**STATED PROBLEM**
Copy out each line exactly as it appears.

<<<<

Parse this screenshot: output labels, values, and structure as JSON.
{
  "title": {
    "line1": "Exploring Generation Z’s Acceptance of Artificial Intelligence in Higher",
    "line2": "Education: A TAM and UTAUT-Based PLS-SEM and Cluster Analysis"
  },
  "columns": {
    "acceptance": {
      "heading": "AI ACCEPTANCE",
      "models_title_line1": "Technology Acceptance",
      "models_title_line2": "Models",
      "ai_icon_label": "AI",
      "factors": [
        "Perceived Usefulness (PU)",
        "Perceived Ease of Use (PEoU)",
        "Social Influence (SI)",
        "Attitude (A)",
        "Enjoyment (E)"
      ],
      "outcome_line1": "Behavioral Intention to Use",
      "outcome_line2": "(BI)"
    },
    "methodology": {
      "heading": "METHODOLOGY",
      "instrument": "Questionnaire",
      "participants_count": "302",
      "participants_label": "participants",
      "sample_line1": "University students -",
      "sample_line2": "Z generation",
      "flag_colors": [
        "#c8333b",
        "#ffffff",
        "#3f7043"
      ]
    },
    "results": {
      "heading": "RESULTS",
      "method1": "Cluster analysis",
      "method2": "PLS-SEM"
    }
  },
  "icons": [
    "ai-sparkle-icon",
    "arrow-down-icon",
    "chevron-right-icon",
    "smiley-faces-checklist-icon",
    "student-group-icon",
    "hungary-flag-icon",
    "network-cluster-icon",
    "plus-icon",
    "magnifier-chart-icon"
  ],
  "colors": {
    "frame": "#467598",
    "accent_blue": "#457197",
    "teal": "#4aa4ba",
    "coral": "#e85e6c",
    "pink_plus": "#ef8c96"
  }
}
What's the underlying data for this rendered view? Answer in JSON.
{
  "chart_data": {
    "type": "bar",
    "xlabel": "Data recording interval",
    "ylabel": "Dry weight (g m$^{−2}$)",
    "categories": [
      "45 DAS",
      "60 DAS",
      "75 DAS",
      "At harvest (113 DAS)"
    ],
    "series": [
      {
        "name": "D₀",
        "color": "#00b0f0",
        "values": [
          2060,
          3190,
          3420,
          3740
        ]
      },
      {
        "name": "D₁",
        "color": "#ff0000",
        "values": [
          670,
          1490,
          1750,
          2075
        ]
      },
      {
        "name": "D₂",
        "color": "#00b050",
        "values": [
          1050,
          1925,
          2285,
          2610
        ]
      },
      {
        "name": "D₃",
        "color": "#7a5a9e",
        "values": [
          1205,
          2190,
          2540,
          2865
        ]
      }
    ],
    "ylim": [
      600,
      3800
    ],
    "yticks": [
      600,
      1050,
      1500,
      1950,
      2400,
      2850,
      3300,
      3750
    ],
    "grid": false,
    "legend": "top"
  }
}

>>>>

**RESULT FOR THIS EXERCISE**
Parse this screenshot: output labels, values, and structure as JSON.
{
  "title": {
    "line1": "Exploring Generation Z’s Acceptance of Artificial Intelligence in Higher",
    "line2": "Education: A TAM and UTAUT-Based PLS-SEM and Cluster Analysis"
  },
  "columns": {
    "acceptance": {
      "heading": "AI ACCEPTANCE",
      "models_title_line1": "Technology Acceptance",
      "models_title_line2": "Models",
      "ai_icon_label": "AI",
      "factors": [
        "Perceived Usefulness (PU)",
        "Perceived Ease of Use (PEoU)",
        "Social Influence (SI)",
        "Attitude (A)",
        "Enjoyment (E)"
      ],
      "outcome_line1": "Behavioral Intention to Use",
      "outcome_line2": "(BI)"
    },
    "methodology": {
      "heading": "METHODOLOGY",
      "instrument": "Questionnaire",
      "participants_count": "302",
      "participants_label": "participants",
      "sample_line1": "University students -",
      "sample_line2": "Z generation",
      "flag_colors": [
        "#c8333b",
        "#ffffff",
        "#3f7043"
      ]
    },
    "results": {
      "heading": "RESULTS",
      "method1": "Cluster analysis",
      "method2": "PLS-SEM"
    }
  },
  "icons": [
    "ai-sparkle-icon",
    "arrow-down-icon",
    "chevron-right-icon",
    "smiley-faces-checklist-icon",
    "student-group-icon",
    "hungary-flag-icon",
    "network-cluster-icon",
    "plus-icon",
    "magnifier-chart-icon"
  ],
  "colors": {
    "frame": "#467598",
    "accent_blue": "#457197",
    "teal": "#4aa4ba",
    "coral": "#e85e6c",
    "pink_plus": "#ef8c96"
  }
}
What's the underlying data for this rendered view? Answer in JSON.
{
  "chart_data": {
    "type": "bar",
    "xlabel": "Data recording interval",
    "ylabel": "Dry weight (g m$^{−2}$)",
    "categories": [
      "45 DAS",
      "60 DAS",
      "75 DAS",
      "At harvest (113 DAS)"
    ],
    "series": [
      {
        "name": "D₀",
        "color": "#00b0f0",
        "values": [
          2060,
          3190,
          3420,
          3740
        ]
      },
      {
        "name": "D₁",
        "color": "#ff0000",
        "values": [
          670,
          1490,
          1750,
          2075
        ]
      },
      {
        "name": "D₂",
        "color": "#00b050",
        "values": [
          1050,
          1925,
          2285,
          2610
        ]
      },
      {
        "name": "D₃",
        "color": "#7a5a9e",
        "values": [
          1205,
          2190,
          2540,
          2865
        ]
      }
    ],
    "ylim": [
      600,
      3800
    ],
    "yticks": [
      600,
      1050,
      1500,
      1950,
      2400,
      2850,
      3300,
      3750
    ],
    "grid": false,
    "legend": "top"
  }
}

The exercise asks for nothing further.